## AVAILABLE RECORDS:

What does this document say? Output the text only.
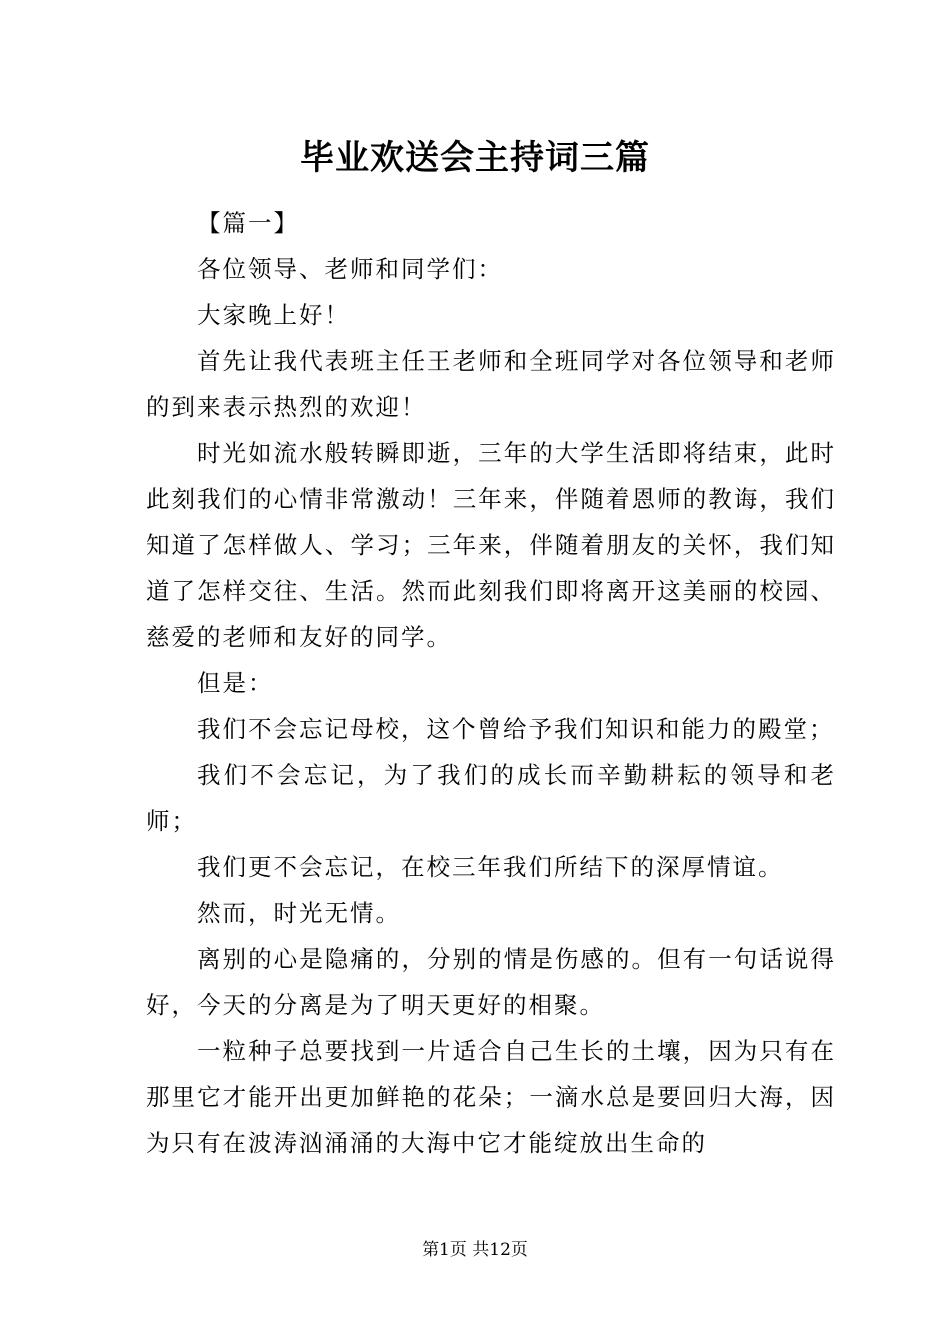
毕业欢送会主持词三篇

【篇一】

各位领导、老师和同学们：

大家晚上好！

首先让我代表班主任王老师和全班同学对各位领导和老师的到来表示热烈的欢迎！

时光如流水般转瞬即逝，三年的大学生活即将结束，此时此刻我们的心情非常激动！三年来，伴随着恩师的教诲，我们知道了怎样做人、学习；三年来，伴随着朋友的关怀，我们知道了怎样交往、生活。然而此刻我们即将离开这美丽的校园、慈爱的老师和友好的同学。

但是：

我们不会忘记母校，这个曾给予我们知识和能力的殿堂；

我们不会忘记，为了我们的成长而辛勤耕耘的领导和老师；

我们更不会忘记，在校三年我们所结下的深厚情谊。

然而，时光无情。

离别的心是隐痛的，分别的情是伤感的。但有一句话说得好，今天的分离是为了明天更好的相聚。

一粒种子总要找到一片适合自己生长的土壤，因为只有在那里它才能开出更加鲜艳的花朵；一滴水总是要回归大海，因为只有在波涛汹涌涌的大海中它才能绽放出生命的

第1页 共12页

## WHAT THE TASK REQUIRES:
Return the whole listing, word for word, and leave out every picture.

## RESPONSE BELOW:
What does this document say? Output the text only.
毕业欢送会主持词三篇

【篇一】

各位领导、老师和同学们：

大家晚上好！

首先让我代表班主任王老师和全班同学对各位领导和老师的到来表示热烈的欢迎！

时光如流水般转瞬即逝，三年的大学生活即将结束，此时此刻我们的心情非常激动！三年来，伴随着恩师的教诲，我们知道了怎样做人、学习；三年来，伴随着朋友的关怀，我们知道了怎样交往、生活。然而此刻我们即将离开这美丽的校园、慈爱的老师和友好的同学。

但是：

我们不会忘记母校，这个曾给予我们知识和能力的殿堂；

我们不会忘记，为了我们的成长而辛勤耕耘的领导和老师；

我们更不会忘记，在校三年我们所结下的深厚情谊。

然而，时光无情。

离别的心是隐痛的，分别的情是伤感的。但有一句话说得好，今天的分离是为了明天更好的相聚。

一粒种子总要找到一片适合自己生长的土壤，因为只有在那里它才能开出更加鲜艳的花朵；一滴水总是要回归大海，因为只有在波涛汹涌涌的大海中它才能绽放出生命的

第1页 共12页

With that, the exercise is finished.